- **Problem to solve**:
Every line of the material below should be repeated exactly.
*** Given records ***
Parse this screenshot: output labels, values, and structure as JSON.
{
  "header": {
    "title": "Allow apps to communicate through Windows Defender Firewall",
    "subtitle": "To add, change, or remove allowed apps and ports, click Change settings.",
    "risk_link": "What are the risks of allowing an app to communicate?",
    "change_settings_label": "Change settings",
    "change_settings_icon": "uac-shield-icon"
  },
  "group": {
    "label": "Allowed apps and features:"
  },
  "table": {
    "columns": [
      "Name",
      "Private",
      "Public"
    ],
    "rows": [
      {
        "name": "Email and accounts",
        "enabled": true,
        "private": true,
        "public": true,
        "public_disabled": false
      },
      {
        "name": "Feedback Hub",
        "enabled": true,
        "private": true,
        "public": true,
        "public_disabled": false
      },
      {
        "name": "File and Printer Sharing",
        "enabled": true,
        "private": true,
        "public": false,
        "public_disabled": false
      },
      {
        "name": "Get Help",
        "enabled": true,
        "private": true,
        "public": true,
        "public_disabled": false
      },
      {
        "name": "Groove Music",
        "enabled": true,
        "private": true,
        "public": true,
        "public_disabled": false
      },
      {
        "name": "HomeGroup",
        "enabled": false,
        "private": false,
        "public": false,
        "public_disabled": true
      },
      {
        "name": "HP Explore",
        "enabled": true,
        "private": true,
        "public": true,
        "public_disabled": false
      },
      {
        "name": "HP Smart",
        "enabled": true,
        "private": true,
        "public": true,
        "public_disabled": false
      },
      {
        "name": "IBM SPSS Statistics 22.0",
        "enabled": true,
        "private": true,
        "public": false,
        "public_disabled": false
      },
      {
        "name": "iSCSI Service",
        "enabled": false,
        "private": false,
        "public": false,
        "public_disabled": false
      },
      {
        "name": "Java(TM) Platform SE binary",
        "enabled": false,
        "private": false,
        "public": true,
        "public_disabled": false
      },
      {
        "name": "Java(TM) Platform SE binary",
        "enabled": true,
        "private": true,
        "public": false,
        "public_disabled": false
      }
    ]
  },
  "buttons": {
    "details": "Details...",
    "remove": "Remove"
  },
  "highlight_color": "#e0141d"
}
***
- **Answer for this exercise**:
Parse this screenshot: output labels, values, and structure as JSON.
{
  "header": {
    "title": "Allow apps to communicate through Windows Defender Firewall",
    "subtitle": "To add, change, or remove allowed apps and ports, click Change settings.",
    "risk_link": "What are the risks of allowing an app to communicate?",
    "change_settings_label": "Change settings",
    "change_settings_icon": "uac-shield-icon"
  },
  "group": {
    "label": "Allowed apps and features:"
  },
  "table": {
    "columns": [
      "Name",
      "Private",
      "Public"
    ],
    "rows": [
      {
        "name": "Email and accounts",
        "enabled": true,
        "private": true,
        "public": true,
        "public_disabled": false
      },
      {
        "name": "Feedback Hub",
        "enabled": true,
        "private": true,
        "public": true,
        "public_disabled": false
      },
      {
        "name": "File and Printer Sharing",
        "enabled": true,
        "private": true,
        "public": false,
        "public_disabled": false
      },
      {
        "name": "Get Help",
        "enabled": true,
        "private": true,
        "public": true,
        "public_disabled": false
      },
      {
        "name": "Groove Music",
        "enabled": true,
        "private": true,
        "public": true,
        "public_disabled": false
      },
      {
        "name": "HomeGroup",
        "enabled": false,
        "private": false,
        "public": false,
        "public_disabled": true
      },
      {
        "name": "HP Explore",
        "enabled": true,
        "private": true,
        "public": true,
        "public_disabled": false
      },
      {
        "name": "HP Smart",
        "enabled": true,
        "private": true,
        "public": true,
        "public_disabled": false
      },
      {
        "name": "IBM SPSS Statistics 22.0",
        "enabled": true,
        "private": true,
        "public": false,
        "public_disabled": false
      },
      {
        "name": "iSCSI Service",
        "enabled": false,
        "private": false,
        "public": false,
        "public_disabled": false
      },
      {
        "name": "Java(TM) Platform SE binary",
        "enabled": false,
        "private": false,
        "public": true,
        "public_disabled": false
      },
      {
        "name": "Java(TM) Platform SE binary",
        "enabled": true,
        "private": true,
        "public": false,
        "public_disabled": false
      }
    ]
  },
  "buttons": {
    "details": "Details...",
    "remove": "Remove"
  },
  "highlight_color": "#e0141d"
}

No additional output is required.